◆ **Records shown**
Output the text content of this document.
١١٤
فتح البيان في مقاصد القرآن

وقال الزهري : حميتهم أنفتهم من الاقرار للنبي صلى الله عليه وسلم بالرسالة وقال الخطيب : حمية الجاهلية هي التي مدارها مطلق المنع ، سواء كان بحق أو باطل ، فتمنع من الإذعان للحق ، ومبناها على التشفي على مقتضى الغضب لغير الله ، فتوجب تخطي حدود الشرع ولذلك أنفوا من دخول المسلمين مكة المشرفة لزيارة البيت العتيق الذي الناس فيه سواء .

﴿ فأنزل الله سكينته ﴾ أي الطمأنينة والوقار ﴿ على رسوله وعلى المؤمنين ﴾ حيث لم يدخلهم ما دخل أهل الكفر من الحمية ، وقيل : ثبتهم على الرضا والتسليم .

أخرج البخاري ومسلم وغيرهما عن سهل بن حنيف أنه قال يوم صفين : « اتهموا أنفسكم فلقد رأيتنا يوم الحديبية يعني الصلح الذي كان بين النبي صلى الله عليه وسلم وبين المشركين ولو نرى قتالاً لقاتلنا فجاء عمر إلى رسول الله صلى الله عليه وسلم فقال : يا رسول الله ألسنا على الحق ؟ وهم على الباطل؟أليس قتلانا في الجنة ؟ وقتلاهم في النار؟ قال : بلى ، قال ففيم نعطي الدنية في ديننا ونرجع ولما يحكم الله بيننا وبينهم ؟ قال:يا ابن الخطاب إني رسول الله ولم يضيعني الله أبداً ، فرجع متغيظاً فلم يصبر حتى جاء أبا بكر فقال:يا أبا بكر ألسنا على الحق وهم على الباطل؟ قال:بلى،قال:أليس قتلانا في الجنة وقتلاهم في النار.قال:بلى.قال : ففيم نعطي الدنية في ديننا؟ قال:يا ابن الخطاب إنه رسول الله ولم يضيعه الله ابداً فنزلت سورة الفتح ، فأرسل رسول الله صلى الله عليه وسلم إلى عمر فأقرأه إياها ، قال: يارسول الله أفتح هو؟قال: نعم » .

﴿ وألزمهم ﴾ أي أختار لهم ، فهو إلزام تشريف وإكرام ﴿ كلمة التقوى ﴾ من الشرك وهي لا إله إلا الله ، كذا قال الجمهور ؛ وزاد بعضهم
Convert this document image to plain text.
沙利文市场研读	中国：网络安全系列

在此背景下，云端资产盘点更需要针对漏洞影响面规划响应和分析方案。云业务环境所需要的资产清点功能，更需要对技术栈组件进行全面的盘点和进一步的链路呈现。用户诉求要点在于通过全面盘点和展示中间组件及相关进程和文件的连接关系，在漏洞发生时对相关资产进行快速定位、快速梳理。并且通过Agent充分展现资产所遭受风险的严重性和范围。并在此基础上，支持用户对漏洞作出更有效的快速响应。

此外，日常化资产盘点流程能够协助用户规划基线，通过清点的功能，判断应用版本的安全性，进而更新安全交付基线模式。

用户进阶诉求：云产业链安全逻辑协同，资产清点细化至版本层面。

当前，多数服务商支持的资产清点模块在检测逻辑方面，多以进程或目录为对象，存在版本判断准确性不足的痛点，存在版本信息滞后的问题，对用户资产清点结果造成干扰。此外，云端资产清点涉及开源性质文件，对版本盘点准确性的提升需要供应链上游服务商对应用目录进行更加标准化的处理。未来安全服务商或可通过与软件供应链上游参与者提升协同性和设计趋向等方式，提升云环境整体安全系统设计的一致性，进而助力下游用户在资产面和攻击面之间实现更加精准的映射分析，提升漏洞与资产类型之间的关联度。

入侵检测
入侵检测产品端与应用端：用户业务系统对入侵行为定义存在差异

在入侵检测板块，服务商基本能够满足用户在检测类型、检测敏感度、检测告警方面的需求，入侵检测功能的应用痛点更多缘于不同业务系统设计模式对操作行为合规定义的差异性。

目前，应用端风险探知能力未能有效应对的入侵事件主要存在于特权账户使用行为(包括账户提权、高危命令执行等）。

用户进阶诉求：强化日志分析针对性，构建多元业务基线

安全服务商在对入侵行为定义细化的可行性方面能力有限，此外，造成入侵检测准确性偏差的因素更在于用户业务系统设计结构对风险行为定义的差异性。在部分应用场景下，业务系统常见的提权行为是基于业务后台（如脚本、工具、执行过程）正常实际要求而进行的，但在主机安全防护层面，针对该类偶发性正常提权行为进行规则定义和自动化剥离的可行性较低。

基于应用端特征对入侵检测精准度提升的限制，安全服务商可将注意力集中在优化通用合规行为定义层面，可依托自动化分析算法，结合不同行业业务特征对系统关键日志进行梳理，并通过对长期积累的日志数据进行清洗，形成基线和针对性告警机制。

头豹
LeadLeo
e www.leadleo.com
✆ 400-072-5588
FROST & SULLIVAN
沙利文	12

* * *

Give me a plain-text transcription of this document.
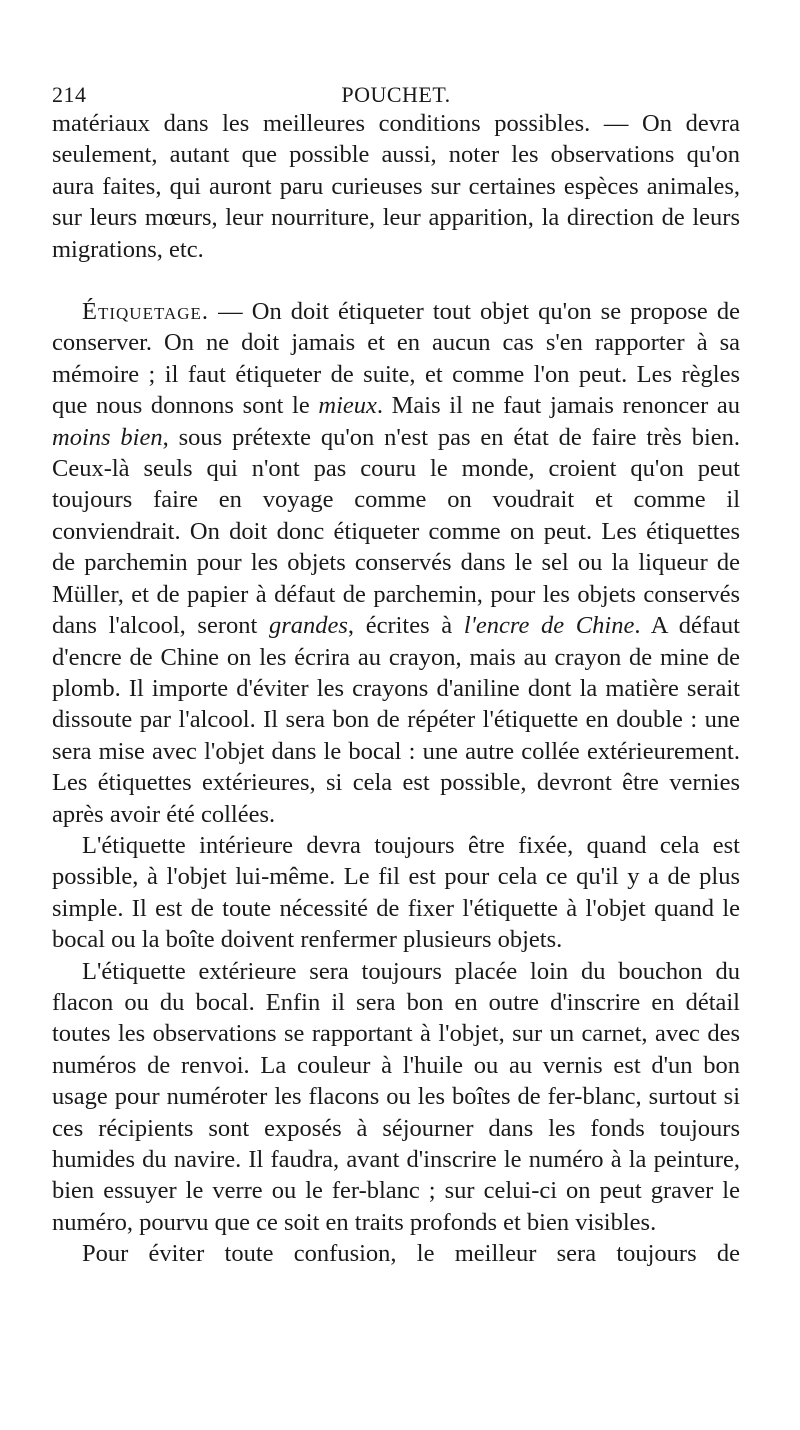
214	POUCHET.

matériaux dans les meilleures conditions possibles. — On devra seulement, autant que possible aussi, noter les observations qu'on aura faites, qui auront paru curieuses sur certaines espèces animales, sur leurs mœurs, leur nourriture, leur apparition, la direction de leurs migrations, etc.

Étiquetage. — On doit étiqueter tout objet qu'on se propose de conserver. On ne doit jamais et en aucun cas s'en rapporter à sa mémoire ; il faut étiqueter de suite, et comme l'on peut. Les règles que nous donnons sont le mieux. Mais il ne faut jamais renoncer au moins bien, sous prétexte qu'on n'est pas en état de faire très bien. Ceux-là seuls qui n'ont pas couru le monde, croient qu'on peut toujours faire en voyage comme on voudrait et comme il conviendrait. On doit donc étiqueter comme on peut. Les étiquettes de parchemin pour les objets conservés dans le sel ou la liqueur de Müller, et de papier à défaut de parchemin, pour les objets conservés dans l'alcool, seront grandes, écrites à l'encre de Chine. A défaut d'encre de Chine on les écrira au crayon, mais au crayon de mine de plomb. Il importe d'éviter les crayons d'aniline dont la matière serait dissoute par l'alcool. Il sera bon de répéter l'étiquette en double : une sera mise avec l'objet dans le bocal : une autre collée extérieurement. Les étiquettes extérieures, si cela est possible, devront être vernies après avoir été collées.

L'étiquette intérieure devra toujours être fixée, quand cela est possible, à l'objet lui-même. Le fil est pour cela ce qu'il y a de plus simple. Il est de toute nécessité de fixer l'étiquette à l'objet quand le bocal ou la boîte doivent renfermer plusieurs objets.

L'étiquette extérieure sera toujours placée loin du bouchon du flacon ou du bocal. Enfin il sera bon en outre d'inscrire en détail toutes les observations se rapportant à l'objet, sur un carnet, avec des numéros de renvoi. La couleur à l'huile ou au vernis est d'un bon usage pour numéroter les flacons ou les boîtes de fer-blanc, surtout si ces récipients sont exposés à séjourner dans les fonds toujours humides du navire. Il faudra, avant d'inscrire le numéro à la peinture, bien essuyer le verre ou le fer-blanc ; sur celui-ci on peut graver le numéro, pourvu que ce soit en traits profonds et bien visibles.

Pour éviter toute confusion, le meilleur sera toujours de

--

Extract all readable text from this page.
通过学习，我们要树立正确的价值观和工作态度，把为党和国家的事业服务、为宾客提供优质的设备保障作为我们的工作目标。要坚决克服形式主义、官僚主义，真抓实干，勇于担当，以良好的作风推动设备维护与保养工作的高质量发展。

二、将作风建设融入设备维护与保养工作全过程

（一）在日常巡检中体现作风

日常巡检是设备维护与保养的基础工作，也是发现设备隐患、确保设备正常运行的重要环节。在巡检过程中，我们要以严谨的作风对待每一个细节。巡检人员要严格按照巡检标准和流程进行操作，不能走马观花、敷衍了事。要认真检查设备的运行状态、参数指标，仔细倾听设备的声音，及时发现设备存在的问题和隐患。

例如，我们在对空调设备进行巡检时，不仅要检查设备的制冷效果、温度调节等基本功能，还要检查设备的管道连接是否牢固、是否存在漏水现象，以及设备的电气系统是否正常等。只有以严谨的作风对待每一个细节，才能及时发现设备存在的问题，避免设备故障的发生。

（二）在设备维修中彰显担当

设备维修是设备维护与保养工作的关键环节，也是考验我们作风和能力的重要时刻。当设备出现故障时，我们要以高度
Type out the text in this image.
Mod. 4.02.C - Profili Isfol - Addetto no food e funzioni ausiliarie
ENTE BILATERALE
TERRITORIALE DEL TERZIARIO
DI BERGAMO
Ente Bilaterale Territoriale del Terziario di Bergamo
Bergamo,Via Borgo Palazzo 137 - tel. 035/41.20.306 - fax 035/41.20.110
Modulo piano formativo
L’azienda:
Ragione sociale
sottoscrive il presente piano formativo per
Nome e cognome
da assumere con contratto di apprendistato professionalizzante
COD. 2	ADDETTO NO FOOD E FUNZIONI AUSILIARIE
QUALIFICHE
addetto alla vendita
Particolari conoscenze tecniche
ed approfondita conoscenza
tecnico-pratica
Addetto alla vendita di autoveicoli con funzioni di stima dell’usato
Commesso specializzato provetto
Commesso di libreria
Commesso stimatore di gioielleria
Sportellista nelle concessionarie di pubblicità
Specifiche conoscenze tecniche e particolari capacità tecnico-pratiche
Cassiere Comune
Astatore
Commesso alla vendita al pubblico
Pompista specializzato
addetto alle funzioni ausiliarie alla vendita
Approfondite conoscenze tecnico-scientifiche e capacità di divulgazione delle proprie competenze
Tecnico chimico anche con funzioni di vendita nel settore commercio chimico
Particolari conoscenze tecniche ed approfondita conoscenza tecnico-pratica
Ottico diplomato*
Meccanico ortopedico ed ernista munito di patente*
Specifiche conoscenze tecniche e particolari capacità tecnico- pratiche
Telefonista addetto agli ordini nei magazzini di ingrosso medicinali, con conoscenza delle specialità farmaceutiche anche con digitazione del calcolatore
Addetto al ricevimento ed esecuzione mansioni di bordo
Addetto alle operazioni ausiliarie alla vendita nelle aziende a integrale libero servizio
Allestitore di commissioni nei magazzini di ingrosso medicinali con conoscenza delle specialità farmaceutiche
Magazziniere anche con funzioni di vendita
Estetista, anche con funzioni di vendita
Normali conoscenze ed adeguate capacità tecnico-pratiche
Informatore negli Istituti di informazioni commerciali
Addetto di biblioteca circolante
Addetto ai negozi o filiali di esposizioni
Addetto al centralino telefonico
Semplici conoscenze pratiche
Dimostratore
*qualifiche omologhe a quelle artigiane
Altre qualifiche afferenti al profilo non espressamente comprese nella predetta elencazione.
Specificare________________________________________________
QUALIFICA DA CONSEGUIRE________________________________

◆ **What you have to do**
From the data, list each line in which the string "observations" appears.

◆ **Written response**
matériaux dans les meilleures conditions possibles. — On devra seulement, autant que possible aussi, noter les observations qu'on aura faites, qui auront paru curieuses sur certaines espèces animales, sur leurs mœurs, leur nourriture, leur apparition, la direction de leurs migrations, etc.
L'étiquette extérieure sera toujours placée loin du bouchon du flacon ou du bocal. Enfin il sera bon en outre d'inscrire en détail toutes les observations se rapportant à l'objet, sur un carnet, avec des numéros de renvoi. La couleur à l'huile ou au vernis est d'un bon usage pour numéroter les flacons ou les boîtes de fer-blanc, surtout si ces récipients sont exposés à séjourner dans les fonds toujours humides du navire. Il faudra, avant d'inscrire le numéro à la peinture, bien essuyer le verre ou le fer-blanc ; sur celui-ci on peut graver le numéro, pourvu que ce soit en traits profonds et bien visibles.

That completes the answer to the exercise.